__TASK TO COMPLETE__. Scan the records for the string "genstanden"; copy each line where it occurs.

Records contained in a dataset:
== == ==
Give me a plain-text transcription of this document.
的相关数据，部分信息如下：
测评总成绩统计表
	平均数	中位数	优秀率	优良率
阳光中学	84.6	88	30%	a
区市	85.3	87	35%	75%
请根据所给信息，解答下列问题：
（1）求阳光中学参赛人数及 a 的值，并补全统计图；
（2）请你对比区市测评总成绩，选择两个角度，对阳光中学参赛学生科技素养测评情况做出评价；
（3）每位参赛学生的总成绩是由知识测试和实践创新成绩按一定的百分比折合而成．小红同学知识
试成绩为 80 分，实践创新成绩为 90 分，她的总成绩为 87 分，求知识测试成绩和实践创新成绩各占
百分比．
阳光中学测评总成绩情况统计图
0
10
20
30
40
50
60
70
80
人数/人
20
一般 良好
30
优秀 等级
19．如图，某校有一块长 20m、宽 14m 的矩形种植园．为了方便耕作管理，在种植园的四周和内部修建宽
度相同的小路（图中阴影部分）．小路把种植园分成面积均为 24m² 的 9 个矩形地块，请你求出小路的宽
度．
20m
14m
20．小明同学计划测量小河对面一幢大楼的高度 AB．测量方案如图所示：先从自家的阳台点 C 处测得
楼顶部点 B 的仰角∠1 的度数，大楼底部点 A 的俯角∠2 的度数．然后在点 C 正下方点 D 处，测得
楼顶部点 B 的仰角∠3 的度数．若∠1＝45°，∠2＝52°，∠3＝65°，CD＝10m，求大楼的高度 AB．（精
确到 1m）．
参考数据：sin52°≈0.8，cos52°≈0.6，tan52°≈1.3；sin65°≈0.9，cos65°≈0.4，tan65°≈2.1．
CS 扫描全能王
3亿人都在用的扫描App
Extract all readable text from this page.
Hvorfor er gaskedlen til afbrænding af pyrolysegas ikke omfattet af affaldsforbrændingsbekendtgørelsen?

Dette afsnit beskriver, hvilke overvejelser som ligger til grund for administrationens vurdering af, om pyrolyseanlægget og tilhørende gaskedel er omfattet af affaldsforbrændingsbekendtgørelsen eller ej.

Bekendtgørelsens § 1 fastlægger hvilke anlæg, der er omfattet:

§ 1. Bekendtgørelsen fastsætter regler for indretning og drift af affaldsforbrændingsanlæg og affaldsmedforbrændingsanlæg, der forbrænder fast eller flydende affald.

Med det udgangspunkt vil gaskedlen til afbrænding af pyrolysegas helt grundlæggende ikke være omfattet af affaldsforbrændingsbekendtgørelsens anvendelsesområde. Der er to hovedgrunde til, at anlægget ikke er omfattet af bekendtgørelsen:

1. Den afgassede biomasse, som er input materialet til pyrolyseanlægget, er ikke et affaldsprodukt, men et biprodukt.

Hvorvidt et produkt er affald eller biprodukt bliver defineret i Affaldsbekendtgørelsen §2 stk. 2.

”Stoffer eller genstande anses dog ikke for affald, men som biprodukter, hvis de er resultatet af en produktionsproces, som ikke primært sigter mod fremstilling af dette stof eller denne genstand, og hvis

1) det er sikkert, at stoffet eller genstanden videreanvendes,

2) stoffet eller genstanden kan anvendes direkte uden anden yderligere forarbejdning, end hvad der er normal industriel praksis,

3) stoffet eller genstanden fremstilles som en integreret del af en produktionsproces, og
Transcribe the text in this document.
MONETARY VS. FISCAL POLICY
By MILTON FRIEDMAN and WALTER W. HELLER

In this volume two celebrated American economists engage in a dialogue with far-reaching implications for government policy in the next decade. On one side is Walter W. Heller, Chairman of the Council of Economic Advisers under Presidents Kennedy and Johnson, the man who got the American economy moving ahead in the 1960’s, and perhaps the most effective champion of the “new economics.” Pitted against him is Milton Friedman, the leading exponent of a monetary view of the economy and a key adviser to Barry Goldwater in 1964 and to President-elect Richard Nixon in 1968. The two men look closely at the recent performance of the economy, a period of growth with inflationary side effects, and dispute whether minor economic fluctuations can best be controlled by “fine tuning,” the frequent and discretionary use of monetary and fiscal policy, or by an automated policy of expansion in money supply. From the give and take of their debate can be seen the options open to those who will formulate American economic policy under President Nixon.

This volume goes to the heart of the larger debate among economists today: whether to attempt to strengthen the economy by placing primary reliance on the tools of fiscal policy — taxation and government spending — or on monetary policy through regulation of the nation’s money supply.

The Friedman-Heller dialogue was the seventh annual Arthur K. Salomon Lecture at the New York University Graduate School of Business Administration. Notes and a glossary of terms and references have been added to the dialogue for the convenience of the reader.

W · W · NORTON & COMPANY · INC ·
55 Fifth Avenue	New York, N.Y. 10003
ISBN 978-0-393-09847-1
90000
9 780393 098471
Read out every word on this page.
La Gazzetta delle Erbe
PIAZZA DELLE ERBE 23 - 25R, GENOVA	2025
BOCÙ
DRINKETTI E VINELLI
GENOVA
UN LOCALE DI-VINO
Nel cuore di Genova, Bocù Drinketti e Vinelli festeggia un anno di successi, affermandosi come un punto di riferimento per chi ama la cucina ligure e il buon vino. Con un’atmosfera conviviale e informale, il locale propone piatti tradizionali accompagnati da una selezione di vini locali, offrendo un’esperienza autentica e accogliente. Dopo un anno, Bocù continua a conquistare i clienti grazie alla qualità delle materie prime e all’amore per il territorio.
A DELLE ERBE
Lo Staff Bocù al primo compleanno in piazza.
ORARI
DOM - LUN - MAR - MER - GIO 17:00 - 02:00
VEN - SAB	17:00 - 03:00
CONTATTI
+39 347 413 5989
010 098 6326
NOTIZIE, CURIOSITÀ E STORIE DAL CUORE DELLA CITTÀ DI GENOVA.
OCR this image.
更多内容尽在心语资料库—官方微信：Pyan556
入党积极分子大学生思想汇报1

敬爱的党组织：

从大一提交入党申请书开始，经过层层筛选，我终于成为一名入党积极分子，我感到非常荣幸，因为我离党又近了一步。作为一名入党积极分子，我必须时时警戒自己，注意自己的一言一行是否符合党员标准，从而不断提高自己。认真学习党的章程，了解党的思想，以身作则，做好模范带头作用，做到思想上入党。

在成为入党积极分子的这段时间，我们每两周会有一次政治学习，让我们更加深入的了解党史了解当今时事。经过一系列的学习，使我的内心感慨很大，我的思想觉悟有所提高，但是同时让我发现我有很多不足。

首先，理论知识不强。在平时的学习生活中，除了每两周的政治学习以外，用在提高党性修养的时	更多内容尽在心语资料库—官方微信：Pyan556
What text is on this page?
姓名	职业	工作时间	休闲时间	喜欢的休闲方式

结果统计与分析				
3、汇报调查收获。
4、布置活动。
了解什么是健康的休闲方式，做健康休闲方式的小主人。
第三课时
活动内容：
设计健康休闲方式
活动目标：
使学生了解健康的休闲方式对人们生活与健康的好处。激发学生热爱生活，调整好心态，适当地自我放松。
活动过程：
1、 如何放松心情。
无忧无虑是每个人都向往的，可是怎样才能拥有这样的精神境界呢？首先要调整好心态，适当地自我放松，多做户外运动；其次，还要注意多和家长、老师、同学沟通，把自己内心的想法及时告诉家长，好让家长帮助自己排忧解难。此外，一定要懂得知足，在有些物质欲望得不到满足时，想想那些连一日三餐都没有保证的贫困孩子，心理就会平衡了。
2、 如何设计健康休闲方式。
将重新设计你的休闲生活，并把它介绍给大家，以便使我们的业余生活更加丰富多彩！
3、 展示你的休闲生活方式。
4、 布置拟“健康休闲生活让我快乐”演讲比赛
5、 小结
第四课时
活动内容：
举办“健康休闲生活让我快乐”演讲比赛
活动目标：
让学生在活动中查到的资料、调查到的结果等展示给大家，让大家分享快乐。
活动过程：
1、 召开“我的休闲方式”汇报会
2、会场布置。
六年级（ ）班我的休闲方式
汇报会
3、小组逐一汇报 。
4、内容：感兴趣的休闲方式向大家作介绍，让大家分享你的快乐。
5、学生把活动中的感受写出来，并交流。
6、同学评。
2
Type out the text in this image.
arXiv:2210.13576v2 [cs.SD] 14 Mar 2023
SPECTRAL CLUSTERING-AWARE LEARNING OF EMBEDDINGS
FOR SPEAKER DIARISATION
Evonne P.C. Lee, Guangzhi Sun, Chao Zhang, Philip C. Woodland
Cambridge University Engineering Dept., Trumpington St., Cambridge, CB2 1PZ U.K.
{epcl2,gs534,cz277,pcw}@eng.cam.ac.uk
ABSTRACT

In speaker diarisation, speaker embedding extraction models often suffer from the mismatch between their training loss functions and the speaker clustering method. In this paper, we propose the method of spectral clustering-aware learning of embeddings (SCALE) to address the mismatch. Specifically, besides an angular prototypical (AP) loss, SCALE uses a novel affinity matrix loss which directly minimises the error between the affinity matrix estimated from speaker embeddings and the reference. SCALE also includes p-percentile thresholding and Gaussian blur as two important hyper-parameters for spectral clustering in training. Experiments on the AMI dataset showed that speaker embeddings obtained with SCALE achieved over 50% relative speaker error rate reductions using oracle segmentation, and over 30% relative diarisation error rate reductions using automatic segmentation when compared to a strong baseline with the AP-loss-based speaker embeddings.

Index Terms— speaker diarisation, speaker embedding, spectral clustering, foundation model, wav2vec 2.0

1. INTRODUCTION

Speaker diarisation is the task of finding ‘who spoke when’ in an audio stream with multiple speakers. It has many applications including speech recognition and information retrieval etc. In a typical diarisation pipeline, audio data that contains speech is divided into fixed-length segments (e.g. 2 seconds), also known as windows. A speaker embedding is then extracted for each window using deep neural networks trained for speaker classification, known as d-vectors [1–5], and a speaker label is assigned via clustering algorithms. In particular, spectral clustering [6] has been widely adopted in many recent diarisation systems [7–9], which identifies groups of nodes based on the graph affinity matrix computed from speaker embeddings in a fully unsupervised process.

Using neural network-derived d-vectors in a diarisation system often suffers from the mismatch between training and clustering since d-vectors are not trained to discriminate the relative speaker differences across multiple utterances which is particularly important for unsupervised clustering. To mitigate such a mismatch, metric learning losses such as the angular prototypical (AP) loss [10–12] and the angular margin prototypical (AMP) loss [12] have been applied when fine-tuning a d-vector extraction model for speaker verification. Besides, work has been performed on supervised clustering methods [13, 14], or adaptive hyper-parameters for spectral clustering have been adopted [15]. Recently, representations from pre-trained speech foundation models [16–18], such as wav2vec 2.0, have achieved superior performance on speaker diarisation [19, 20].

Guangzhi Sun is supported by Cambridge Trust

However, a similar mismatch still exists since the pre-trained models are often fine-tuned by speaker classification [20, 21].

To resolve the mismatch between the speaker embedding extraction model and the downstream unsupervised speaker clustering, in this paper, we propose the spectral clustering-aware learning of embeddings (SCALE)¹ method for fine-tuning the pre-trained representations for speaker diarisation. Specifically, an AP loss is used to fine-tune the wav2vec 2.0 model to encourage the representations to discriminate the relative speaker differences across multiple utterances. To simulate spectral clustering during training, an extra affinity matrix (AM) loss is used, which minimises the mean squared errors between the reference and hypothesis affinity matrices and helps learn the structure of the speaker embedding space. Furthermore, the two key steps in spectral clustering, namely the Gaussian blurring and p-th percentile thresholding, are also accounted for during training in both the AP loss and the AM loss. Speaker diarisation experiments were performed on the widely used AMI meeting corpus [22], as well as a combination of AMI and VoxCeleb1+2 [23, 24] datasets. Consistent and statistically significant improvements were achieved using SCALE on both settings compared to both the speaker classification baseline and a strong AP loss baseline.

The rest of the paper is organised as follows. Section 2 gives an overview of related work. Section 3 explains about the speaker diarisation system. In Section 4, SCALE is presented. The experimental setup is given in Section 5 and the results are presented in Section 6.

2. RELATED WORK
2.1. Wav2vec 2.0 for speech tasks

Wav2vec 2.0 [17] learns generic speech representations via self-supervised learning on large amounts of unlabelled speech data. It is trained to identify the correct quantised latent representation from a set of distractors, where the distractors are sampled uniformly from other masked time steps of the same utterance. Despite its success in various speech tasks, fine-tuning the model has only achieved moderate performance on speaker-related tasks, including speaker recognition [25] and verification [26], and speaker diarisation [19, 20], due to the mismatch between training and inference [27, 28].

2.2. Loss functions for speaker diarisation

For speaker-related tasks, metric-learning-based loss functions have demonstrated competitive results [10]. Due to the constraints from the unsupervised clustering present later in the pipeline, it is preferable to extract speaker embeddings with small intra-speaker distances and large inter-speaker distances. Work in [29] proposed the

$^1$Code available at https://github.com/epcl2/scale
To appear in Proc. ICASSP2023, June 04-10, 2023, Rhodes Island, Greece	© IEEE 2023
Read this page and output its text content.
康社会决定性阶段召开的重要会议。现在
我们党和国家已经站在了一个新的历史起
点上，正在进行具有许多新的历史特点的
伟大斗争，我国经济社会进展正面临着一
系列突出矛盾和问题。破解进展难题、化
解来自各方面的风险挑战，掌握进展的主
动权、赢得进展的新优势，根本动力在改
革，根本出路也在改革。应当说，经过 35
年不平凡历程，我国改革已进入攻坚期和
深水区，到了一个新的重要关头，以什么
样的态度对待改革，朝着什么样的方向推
== == ==
__WRITTEN RESPONSE__.
1) det er sikkert, at stoffet eller genstanden videreanvendes,
2) stoffet eller genstanden kan anvendes direkte uden anden yderligere forarbejdning, end hvad der er normal industriel praksis,
3) stoffet eller genstanden fremstilles som en integreret del af en produktionsproces, og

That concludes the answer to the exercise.